Dataset items:
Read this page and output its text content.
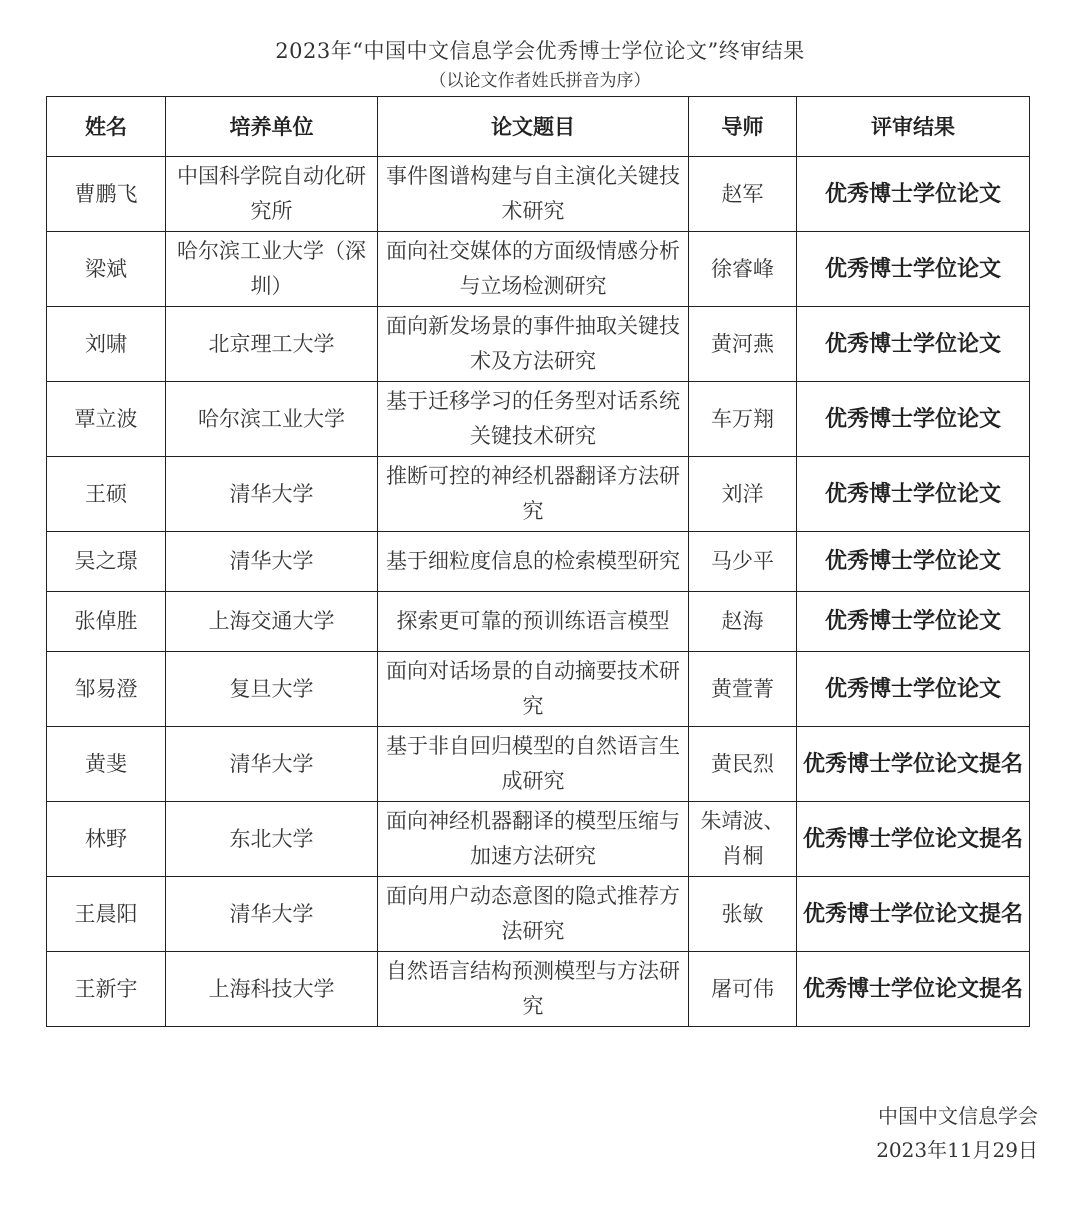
2023年“中国中文信息学会优秀博士学位论文”终审结果
（以论文作者姓氏拼音为序）
姓名	培养单位	论文题目	导师	评审结果
曹鹏飞	中国科学院自动化研究所	事件图谱构建与自主演化关键技术研究	赵军	优秀博士学位论文
梁斌	哈尔滨工业大学（深圳）	面向社交媒体的方面级情感分析与立场检测研究	徐睿峰	优秀博士学位论文
刘啸	北京理工大学	面向新发场景的事件抽取关键技术及方法研究	黄河燕	优秀博士学位论文
覃立波	哈尔滨工业大学	基于迁移学习的任务型对话系统关键技术研究	车万翔	优秀博士学位论文
王硕	清华大学	推断可控的神经机器翻译方法研究	刘洋	优秀博士学位论文
吴之璟	清华大学	基于细粒度信息的检索模型研究	马少平	优秀博士学位论文
张倬胜	上海交通大学	探索更可靠的预训练语言模型	赵海	优秀博士学位论文
邹易澄	复旦大学	面向对话场景的自动摘要技术研究	黄萱菁	优秀博士学位论文
黄斐	清华大学	基于非自回归模型的自然语言生成研究	黄民烈	优秀博士学位论文提名
林野	东北大学	面向神经机器翻译的模型压缩与加速方法研究	朱靖波、肖桐	优秀博士学位论文提名
王晨阳	清华大学	面向用户动态意图的隐式推荐方法研究	张敏	优秀博士学位论文提名
王新宇	上海科技大学	自然语言结构预测模型与方法研究	屠可伟	优秀博士学位论文提名
中国中文信息学会
2023年11月29日
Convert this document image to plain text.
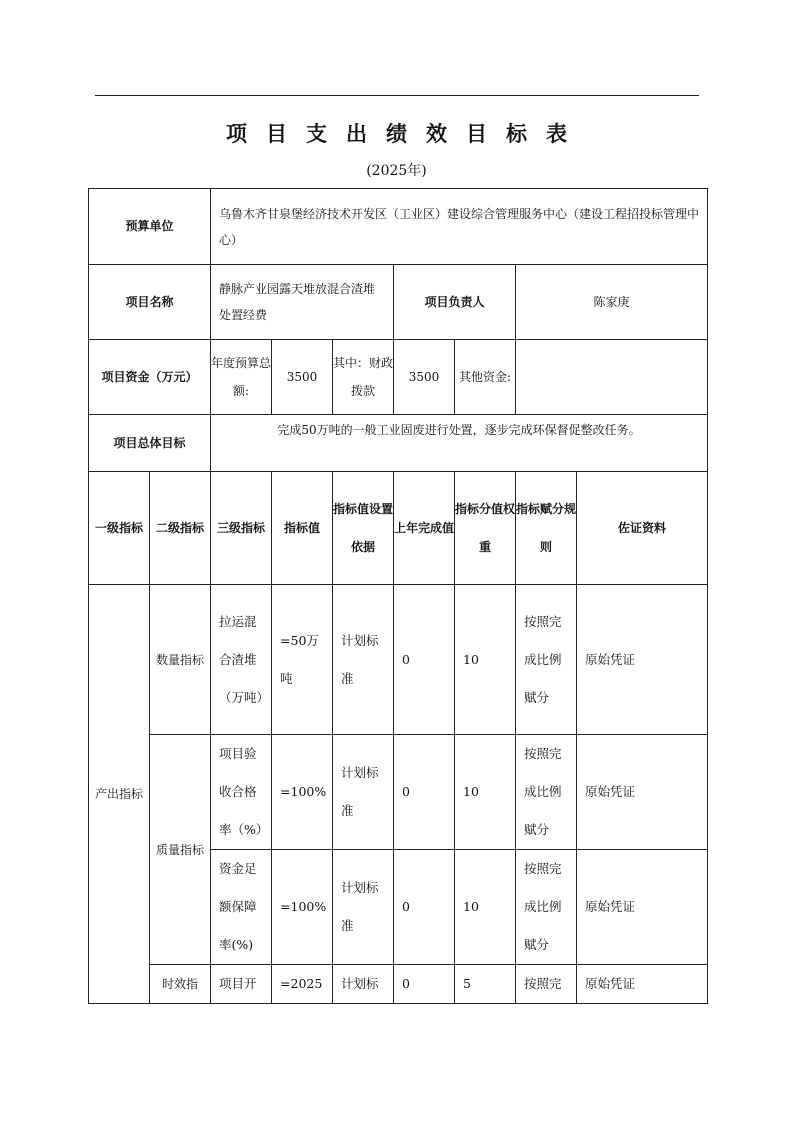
项目支出绩效目标表
(2025年)
预算单位		乌鲁木齐甘泉堡经济技术开发区（工业区）建设综合管理服务中心（建设工程招投标管理中心）						
项目名称		静脉产业园露天堆放混合渣堆处置经费			项目负责人		陈家庚	
项目资金（万元）		年度预算总额:	3500	其中：财政拨款	3500	其他资金:		
项目总体目标		完成50万吨的一般工业固废进行处置，逐步完成环保督促整改任务。						
一级指标	二级指标	三级指标	指标值	指标值设置依据	上年完成值	指标分值权重	指标赋分规则	佐证资料
产出指标	数量指标	拉运混合渣堆（万吨）	=50万吨	计划标准	0	10	按照完成比例赋分	原始凭证
	质量指标	项目验收合格率（%）	=100%	计划标准	0	10	按照完成比例赋分	原始凭证
		资金足额保障率(%)	=100%	计划标准	0	10	按照完成比例赋分	原始凭证
	时效指	项目开	=2025	计划标	0	5	按照完	原始凭证
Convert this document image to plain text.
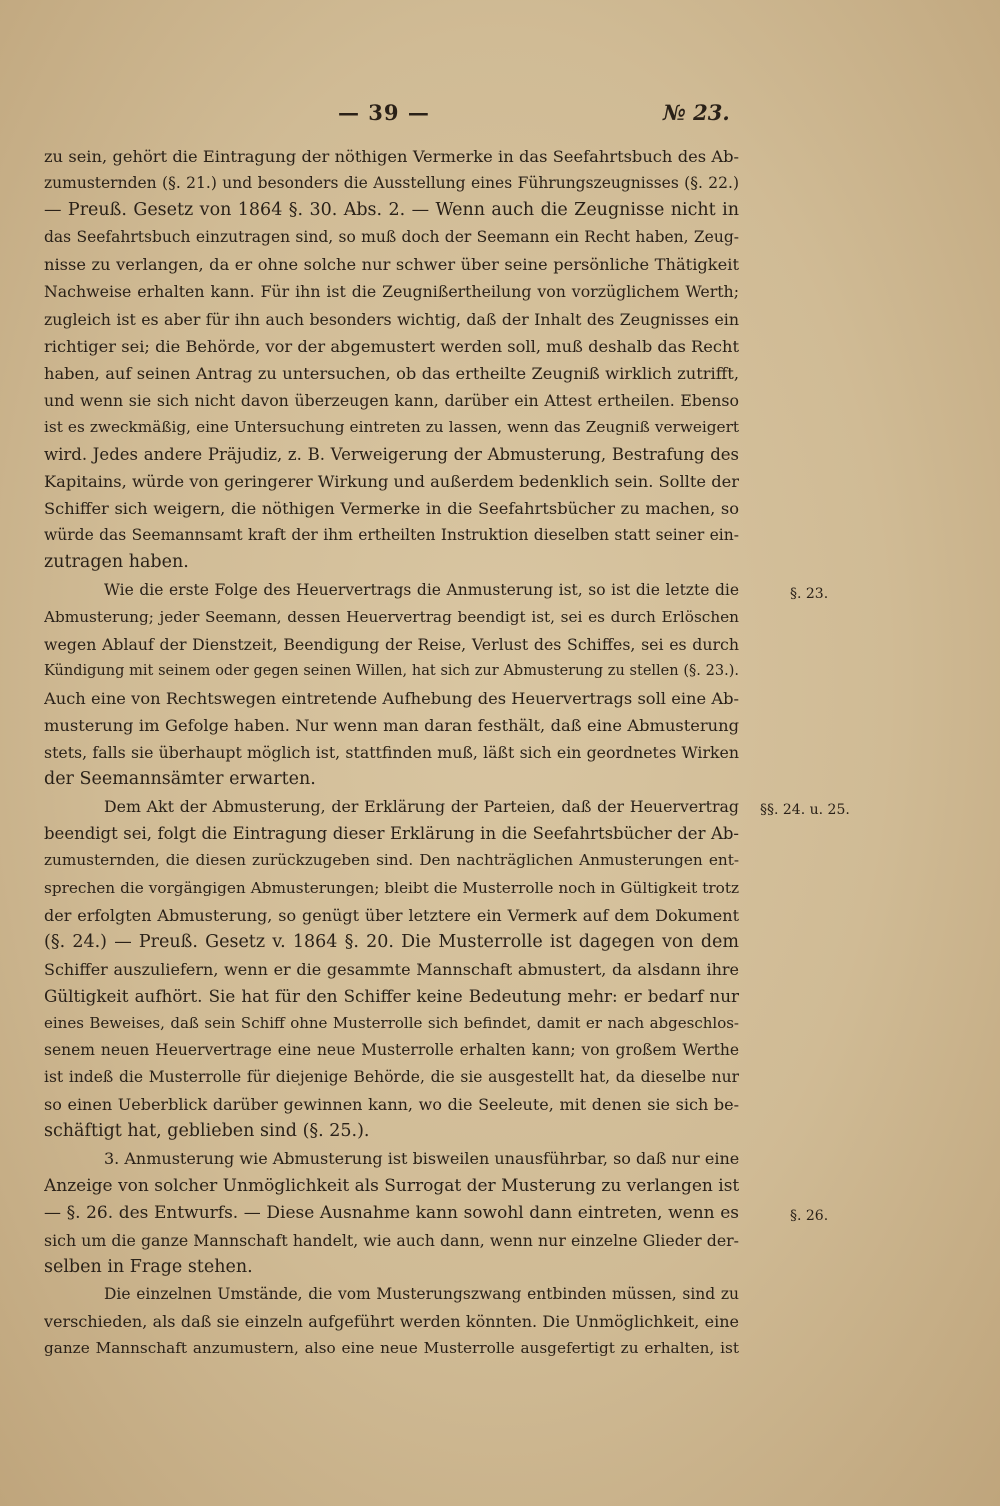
— 39 —	№ 23.
zu sein, gehört die Eintragung der nöthigen Vermerke in das Seefahrtsbuch des Ab-
zumusternden (§. 21.) und besonders die Ausstellung eines Führungszeugnisses (§. 22.)
— Preuß. Gesetz von 1864 §. 30. Abs. 2. — Wenn auch die Zeugnisse nicht in
das Seefahrtsbuch einzutragen sind, so muß doch der Seemann ein Recht haben, Zeug-
nisse zu verlangen, da er ohne solche nur schwer über seine persönliche Thätigkeit
Nachweise erhalten kann. Für ihn ist die Zeugnißertheilung von vorzüglichem Werth;
zugleich ist es aber für ihn auch besonders wichtig, daß der Inhalt des Zeugnisses ein
richtiger sei; die Behörde, vor der abgemustert werden soll, muß deshalb das Recht
haben, auf seinen Antrag zu untersuchen, ob das ertheilte Zeugniß wirklich zutrifft,
und wenn sie sich nicht davon überzeugen kann, darüber ein Attest ertheilen. Ebenso
ist es zweckmäßig, eine Untersuchung eintreten zu lassen, wenn das Zeugniß verweigert
wird. Jedes andere Präjudiz, z. B. Verweigerung der Abmusterung, Bestrafung des
Kapitains, würde von geringerer Wirkung und außerdem bedenklich sein. Sollte der
Schiffer sich weigern, die nöthigen Vermerke in die Seefahrtsbücher zu machen, so
würde das Seemannsamt kraft der ihm ertheilten Instruktion dieselben statt seiner ein-
zutragen haben.
Wie die erste Folge des Heuervertrags die Anmusterung ist, so ist die letzte die
Abmusterung; jeder Seemann, dessen Heuervertrag beendigt ist, sei es durch Erlöschen
wegen Ablauf der Dienstzeit, Beendigung der Reise, Verlust des Schiffes, sei es durch
Kündigung mit seinem oder gegen seinen Willen, hat sich zur Abmusterung zu stellen (§. 23.).
Auch eine von Rechtswegen eintretende Aufhebung des Heuervertrags soll eine Ab-
musterung im Gefolge haben. Nur wenn man daran festhält, daß eine Abmusterung
stets, falls sie überhaupt möglich ist, stattfinden muß, läßt sich ein geordnetes Wirken
der Seemannsämter erwarten.
Dem Akt der Abmusterung, der Erklärung der Parteien, daß der Heuervertrag
beendigt sei, folgt die Eintragung dieser Erklärung in die Seefahrtsbücher der Ab-
zumusternden, die diesen zurückzugeben sind. Den nachträglichen Anmusterungen ent-
sprechen die vorgängigen Abmusterungen; bleibt die Musterrolle noch in Gültigkeit trotz
der erfolgten Abmusterung, so genügt über letztere ein Vermerk auf dem Dokument
(§. 24.) — Preuß. Gesetz v. 1864 §. 20. Die Musterrolle ist dagegen von dem
Schiffer auszuliefern, wenn er die gesammte Mannschaft abmustert, da alsdann ihre
Gültigkeit aufhört. Sie hat für den Schiffer keine Bedeutung mehr: er bedarf nur
eines Beweises, daß sein Schiff ohne Musterrolle sich befindet, damit er nach abgeschlos-
senem neuen Heuervertrage eine neue Musterrolle erhalten kann; von großem Werthe
ist indeß die Musterrolle für diejenige Behörde, die sie ausgestellt hat, da dieselbe nur
so einen Ueberblick darüber gewinnen kann, wo die Seeleute, mit denen sie sich be-
schäftigt hat, geblieben sind (§. 25.).
3. Anmusterung wie Abmusterung ist bisweilen unausführbar, so daß nur eine
Anzeige von solcher Unmöglichkeit als Surrogat der Musterung zu verlangen ist
— §. 26. des Entwurfs. — Diese Ausnahme kann sowohl dann eintreten, wenn es
sich um die ganze Mannschaft handelt, wie auch dann, wenn nur einzelne Glieder der-
selben in Frage stehen.
Die einzelnen Umstände, die vom Musterungszwang entbinden müssen, sind zu
verschieden, als daß sie einzeln aufgeführt werden könnten. Die Unmöglichkeit, eine
ganze Mannschaft anzumustern, also eine neue Musterrolle ausgefertigt zu erhalten, ist
§. 23.
§§. 24. u. 25.
§. 26.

▶ _Exercise aim_
From the records above, pull out every line containing the word "Schiffer".

▶ _Solution_
Schiffer sich weigern, die nöthigen Vermerke in die Seefahrtsbücher zu machen, so
Schiffer auszuliefern, wenn er die gesammte Mannschaft abmustert, da alsdann ihre
Gültigkeit aufhört. Sie hat für den Schiffer keine Bedeutung mehr: er bedarf nur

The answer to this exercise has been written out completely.